__Available records__.

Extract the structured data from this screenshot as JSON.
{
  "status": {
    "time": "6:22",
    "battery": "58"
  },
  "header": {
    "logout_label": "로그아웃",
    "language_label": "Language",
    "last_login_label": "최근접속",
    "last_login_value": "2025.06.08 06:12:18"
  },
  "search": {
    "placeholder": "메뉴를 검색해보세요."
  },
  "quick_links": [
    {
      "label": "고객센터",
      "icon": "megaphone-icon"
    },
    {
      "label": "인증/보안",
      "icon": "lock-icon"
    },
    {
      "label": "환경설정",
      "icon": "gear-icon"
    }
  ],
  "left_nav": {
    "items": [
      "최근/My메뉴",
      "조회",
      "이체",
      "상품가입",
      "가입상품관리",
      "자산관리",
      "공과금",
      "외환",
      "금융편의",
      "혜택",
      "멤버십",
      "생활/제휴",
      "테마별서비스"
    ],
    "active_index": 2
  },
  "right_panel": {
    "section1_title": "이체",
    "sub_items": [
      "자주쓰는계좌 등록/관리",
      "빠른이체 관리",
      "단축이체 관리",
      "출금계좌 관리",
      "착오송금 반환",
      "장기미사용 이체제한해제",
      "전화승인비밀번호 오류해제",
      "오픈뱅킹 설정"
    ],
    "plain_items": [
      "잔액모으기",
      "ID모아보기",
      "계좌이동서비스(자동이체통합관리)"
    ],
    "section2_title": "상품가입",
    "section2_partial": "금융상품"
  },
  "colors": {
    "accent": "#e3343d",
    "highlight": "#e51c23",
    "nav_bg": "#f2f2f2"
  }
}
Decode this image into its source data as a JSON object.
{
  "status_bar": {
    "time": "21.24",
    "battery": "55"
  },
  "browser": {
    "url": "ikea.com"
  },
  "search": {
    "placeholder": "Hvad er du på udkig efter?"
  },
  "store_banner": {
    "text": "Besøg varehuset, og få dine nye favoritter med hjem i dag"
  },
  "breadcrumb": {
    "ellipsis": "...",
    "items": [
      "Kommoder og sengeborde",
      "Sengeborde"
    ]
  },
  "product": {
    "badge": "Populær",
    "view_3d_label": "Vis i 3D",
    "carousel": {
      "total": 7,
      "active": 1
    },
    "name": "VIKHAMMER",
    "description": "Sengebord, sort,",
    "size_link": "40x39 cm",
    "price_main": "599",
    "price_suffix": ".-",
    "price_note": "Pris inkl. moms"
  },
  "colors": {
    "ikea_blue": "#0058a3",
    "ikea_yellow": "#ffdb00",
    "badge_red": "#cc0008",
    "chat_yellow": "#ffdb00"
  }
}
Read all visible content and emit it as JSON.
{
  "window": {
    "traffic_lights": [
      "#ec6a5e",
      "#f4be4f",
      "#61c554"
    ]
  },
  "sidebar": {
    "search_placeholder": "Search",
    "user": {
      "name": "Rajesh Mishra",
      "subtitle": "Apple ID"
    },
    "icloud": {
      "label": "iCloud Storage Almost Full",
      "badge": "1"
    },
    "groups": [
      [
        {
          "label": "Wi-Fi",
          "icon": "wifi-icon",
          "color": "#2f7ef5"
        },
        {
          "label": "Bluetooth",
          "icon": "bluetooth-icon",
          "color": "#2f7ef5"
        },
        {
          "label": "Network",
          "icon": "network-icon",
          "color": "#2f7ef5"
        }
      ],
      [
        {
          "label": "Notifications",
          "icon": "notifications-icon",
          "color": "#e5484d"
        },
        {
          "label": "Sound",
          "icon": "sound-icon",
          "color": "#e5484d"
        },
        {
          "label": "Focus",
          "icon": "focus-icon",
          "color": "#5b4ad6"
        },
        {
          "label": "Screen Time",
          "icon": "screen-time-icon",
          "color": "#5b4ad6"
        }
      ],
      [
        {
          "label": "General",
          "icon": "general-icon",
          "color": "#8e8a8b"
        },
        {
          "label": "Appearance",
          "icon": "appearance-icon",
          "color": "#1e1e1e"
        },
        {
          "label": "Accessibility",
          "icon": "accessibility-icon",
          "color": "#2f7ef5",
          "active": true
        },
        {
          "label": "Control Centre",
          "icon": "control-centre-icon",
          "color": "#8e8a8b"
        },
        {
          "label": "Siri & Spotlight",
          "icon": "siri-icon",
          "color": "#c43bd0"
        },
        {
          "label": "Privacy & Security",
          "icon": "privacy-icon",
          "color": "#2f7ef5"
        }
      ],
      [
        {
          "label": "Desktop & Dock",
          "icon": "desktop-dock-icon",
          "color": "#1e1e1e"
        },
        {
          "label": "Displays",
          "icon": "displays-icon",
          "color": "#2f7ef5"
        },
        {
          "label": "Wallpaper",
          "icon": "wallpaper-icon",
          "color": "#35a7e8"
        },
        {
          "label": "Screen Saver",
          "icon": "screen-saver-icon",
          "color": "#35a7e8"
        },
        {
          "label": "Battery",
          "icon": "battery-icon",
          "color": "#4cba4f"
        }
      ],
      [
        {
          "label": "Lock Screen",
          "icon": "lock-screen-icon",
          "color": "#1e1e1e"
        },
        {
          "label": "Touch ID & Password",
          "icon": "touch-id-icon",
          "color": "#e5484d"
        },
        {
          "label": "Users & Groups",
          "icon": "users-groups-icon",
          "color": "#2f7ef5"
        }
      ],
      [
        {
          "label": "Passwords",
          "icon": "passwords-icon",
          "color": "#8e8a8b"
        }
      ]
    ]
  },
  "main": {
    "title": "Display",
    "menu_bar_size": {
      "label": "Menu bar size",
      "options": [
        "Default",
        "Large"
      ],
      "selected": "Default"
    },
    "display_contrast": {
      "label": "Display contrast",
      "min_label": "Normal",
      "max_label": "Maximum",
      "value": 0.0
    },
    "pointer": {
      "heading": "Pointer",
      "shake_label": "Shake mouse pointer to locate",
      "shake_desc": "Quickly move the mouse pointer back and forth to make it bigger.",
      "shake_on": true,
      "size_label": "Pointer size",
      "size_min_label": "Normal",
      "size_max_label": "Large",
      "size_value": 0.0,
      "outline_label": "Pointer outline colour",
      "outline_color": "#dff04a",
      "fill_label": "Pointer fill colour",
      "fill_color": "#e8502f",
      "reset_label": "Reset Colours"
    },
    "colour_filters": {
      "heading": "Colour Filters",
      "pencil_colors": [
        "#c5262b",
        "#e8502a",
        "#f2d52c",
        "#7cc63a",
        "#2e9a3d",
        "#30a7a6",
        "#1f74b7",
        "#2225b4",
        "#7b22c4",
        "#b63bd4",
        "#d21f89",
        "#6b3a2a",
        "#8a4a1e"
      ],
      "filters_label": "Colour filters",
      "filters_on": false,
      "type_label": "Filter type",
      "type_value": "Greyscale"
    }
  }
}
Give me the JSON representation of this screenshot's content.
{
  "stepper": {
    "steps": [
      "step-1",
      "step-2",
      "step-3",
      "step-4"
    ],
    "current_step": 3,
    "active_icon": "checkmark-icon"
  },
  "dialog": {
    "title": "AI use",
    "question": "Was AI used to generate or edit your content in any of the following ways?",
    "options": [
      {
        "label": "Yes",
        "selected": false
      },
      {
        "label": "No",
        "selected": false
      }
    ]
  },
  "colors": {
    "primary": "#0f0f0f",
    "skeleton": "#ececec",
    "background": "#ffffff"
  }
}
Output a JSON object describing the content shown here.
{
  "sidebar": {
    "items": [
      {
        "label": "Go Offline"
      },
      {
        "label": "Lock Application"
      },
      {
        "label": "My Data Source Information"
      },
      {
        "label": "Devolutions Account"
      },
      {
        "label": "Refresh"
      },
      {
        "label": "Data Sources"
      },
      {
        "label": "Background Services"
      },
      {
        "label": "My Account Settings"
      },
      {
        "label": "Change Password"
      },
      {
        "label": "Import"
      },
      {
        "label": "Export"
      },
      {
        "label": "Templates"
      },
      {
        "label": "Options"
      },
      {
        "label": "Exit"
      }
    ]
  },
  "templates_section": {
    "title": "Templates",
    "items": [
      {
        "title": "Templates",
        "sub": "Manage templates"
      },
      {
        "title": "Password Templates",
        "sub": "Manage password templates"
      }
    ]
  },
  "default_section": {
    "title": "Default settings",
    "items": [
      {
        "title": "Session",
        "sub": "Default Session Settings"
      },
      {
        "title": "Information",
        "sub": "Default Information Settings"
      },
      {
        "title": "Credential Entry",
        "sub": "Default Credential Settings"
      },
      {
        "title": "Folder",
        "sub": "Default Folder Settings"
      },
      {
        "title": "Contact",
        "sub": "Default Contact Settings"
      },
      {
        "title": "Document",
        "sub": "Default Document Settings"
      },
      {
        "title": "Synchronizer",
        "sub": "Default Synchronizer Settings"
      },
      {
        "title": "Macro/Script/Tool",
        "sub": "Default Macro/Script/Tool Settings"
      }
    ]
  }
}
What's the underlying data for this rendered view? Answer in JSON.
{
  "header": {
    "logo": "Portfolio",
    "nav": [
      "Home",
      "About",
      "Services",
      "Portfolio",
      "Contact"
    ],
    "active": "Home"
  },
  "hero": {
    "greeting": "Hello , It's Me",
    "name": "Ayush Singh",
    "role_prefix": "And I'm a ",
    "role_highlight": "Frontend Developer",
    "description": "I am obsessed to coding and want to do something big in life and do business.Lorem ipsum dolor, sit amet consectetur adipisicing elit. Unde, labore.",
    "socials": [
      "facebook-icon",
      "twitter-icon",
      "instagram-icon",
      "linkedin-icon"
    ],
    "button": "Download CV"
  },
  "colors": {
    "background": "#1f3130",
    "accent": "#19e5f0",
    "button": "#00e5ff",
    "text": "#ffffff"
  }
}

__Problem description__. Scan the listing above for the word "Session" and copy every line that holds it.

__Exercise output__.
        "title": "Session",
        "sub": "Default Session Settings"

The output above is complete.